**Aim:** Only the pictures are to be left out; set down the rest of the records exactly.

▼

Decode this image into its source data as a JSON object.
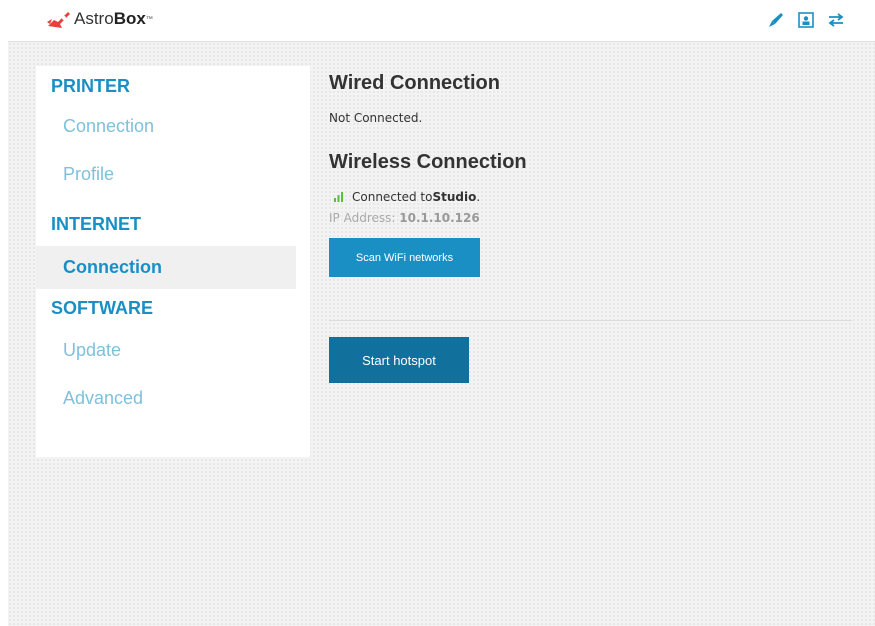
{
  "header": {
    "logo_light": "Astro",
    "logo_bold": "Box",
    "logo_tm": "™",
    "icons": [
      "rocket-icon",
      "contact-card-icon",
      "transfer-arrows-icon"
    ]
  },
  "sidebar": {
    "sections": [
      {
        "title": "PRINTER",
        "items": [
          "Connection",
          "Profile"
        ]
      },
      {
        "title": "INTERNET",
        "items": [
          "Connection"
        ]
      },
      {
        "title": "SOFTWARE",
        "items": [
          "Update",
          "Advanced"
        ]
      }
    ],
    "active": "INTERNET / Connection"
  },
  "main": {
    "wired_title": "Wired Connection",
    "wired_status": "Not Connected.",
    "wireless_title": "Wireless Connection",
    "wireless_prefix": "Connected to ",
    "wireless_network": "Studio",
    "wireless_suffix": ".",
    "ip_label": "IP Address: ",
    "ip_value": "10.1.10.126",
    "scan_button": "Scan WiFi networks",
    "hotspot_button": "Start hotspot"
  },
  "colors": {
    "accent": "#1a8fc4",
    "accent_dark": "#12719c",
    "sidebar_item": "#7fc0dc",
    "logo_red": "#e8413c"
  }
}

▲

**Result of the task:**
Decode this image into its source data as a JSON object.
{
  "header": {
    "logo_light": "Astro",
    "logo_bold": "Box",
    "logo_tm": "™",
    "icons": [
      "rocket-icon",
      "contact-card-icon",
      "transfer-arrows-icon"
    ]
  },
  "sidebar": {
    "sections": [
      {
        "title": "PRINTER",
        "items": [
          "Connection",
          "Profile"
        ]
      },
      {
        "title": "INTERNET",
        "items": [
          "Connection"
        ]
      },
      {
        "title": "SOFTWARE",
        "items": [
          "Update",
          "Advanced"
        ]
      }
    ],
    "active": "INTERNET / Connection"
  },
  "main": {
    "wired_title": "Wired Connection",
    "wired_status": "Not Connected.",
    "wireless_title": "Wireless Connection",
    "wireless_prefix": "Connected to ",
    "wireless_network": "Studio",
    "wireless_suffix": ".",
    "ip_label": "IP Address: ",
    "ip_value": "10.1.10.126",
    "scan_button": "Scan WiFi networks",
    "hotspot_button": "Start hotspot"
  },
  "colors": {
    "accent": "#1a8fc4",
    "accent_dark": "#12719c",
    "sidebar_item": "#7fc0dc",
    "logo_red": "#e8413c"
  }
}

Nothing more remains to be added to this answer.